Stored items from a collection
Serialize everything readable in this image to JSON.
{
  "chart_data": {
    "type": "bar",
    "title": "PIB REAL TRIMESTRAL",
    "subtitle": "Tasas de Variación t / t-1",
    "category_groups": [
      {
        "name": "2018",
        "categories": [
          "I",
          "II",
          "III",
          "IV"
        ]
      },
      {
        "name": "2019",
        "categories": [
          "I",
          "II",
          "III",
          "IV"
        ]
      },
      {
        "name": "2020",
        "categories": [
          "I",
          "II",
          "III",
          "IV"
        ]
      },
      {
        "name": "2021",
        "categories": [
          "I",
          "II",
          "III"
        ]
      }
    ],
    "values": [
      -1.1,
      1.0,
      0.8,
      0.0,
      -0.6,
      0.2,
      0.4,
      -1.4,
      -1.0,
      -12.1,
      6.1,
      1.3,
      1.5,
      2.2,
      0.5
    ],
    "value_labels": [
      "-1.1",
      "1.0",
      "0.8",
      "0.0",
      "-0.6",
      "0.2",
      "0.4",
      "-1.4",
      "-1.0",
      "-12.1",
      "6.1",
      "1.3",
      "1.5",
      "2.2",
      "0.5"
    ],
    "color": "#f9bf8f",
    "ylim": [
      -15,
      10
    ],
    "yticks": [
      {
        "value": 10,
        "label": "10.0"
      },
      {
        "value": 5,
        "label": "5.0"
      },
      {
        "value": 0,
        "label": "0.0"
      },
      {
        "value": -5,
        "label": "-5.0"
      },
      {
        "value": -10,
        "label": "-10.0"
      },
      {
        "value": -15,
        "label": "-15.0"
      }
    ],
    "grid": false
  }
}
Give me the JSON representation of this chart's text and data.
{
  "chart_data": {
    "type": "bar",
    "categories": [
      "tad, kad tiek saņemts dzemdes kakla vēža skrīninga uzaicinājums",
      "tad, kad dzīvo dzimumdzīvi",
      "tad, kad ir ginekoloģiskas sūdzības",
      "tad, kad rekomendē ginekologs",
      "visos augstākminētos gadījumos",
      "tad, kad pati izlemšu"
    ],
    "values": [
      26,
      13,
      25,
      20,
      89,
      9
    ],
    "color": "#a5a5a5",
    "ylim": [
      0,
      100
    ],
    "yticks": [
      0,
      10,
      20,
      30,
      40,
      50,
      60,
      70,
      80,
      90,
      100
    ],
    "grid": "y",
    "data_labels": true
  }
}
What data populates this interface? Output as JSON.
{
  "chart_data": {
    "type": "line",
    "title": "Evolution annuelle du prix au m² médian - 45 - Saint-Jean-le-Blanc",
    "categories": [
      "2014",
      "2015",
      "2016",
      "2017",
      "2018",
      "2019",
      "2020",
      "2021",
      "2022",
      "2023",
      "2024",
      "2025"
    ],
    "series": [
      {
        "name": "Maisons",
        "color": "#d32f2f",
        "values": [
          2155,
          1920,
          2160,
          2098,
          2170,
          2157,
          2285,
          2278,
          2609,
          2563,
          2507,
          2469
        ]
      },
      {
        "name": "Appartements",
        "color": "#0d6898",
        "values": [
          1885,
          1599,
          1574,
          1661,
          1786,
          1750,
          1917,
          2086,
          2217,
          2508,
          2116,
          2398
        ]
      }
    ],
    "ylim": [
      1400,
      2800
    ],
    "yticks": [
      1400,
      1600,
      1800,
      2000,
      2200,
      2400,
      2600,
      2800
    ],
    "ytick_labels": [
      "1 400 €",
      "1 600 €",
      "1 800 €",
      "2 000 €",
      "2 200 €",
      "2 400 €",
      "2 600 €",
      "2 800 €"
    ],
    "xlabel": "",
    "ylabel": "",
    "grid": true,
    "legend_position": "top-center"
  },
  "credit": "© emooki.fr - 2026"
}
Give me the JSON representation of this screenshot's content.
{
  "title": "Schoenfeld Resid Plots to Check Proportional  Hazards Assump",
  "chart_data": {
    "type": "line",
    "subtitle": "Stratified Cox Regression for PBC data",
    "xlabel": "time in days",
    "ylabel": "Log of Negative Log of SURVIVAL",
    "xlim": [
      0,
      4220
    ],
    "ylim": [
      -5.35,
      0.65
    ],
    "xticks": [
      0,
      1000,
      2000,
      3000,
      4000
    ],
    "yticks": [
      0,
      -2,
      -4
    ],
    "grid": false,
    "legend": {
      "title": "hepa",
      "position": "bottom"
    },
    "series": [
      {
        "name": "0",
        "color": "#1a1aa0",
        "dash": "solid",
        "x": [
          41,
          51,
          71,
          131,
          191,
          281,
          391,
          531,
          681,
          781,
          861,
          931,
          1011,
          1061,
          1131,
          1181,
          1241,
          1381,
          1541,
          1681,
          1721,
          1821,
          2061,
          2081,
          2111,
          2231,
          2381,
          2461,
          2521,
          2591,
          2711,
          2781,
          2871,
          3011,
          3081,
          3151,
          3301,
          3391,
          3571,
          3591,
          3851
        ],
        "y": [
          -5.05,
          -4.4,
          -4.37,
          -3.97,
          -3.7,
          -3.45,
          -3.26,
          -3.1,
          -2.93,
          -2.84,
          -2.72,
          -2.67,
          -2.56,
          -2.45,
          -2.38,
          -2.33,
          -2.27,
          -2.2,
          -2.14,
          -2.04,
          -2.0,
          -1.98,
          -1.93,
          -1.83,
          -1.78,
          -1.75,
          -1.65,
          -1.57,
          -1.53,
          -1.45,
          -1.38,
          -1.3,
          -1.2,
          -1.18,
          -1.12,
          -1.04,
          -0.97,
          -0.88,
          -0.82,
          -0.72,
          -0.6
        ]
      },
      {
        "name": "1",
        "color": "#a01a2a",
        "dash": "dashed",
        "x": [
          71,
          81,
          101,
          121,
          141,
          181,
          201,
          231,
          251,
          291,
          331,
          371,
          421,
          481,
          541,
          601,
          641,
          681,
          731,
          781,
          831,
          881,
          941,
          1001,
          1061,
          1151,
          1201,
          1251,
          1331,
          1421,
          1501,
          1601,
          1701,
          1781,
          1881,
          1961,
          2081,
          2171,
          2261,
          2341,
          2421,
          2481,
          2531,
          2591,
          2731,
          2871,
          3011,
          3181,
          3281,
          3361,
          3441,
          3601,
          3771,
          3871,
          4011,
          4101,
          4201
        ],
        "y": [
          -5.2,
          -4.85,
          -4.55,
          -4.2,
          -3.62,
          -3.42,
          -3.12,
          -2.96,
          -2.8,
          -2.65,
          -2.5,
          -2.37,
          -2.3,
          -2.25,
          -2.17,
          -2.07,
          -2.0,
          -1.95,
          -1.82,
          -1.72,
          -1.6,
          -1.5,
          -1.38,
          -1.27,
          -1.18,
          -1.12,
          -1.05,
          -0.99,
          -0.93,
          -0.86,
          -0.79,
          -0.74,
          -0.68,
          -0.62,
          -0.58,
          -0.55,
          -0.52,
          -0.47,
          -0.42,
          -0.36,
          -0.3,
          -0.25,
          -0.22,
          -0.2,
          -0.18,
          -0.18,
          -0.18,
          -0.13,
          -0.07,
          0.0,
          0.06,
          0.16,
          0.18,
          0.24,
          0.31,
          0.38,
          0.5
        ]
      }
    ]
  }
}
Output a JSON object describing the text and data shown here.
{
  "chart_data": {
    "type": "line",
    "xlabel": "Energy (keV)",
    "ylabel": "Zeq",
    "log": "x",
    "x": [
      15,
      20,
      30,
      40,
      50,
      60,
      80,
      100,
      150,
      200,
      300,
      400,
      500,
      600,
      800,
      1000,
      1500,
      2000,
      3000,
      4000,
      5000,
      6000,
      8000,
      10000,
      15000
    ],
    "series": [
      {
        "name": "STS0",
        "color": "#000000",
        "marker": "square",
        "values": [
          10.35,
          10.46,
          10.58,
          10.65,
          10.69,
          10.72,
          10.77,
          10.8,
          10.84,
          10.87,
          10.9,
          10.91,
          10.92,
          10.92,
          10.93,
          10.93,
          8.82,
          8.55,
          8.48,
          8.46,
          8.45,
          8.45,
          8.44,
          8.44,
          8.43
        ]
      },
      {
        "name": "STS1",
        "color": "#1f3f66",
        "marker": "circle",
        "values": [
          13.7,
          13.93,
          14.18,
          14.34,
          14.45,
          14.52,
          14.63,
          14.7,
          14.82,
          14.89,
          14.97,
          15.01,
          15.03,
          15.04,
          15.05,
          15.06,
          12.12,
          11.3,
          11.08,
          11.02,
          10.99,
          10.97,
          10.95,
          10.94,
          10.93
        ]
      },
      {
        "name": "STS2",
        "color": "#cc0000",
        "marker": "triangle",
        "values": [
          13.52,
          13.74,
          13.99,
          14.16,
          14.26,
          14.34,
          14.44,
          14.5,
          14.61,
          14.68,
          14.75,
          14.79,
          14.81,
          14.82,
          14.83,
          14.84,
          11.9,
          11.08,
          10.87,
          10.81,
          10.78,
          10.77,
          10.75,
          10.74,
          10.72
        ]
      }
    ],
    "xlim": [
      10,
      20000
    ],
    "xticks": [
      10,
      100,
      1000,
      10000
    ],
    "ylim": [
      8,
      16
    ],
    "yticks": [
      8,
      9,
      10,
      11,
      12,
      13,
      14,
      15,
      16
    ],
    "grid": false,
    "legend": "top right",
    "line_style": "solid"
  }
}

INSTRUCTIONS TO FOLLOW:
Collect, from the material above, every line containing the word "ylabel".

COMPLETED TASK:
    "ylabel": "",
    "ylabel": "Log of Negative Log of SURVIVAL",
    "ylabel": "Zeq",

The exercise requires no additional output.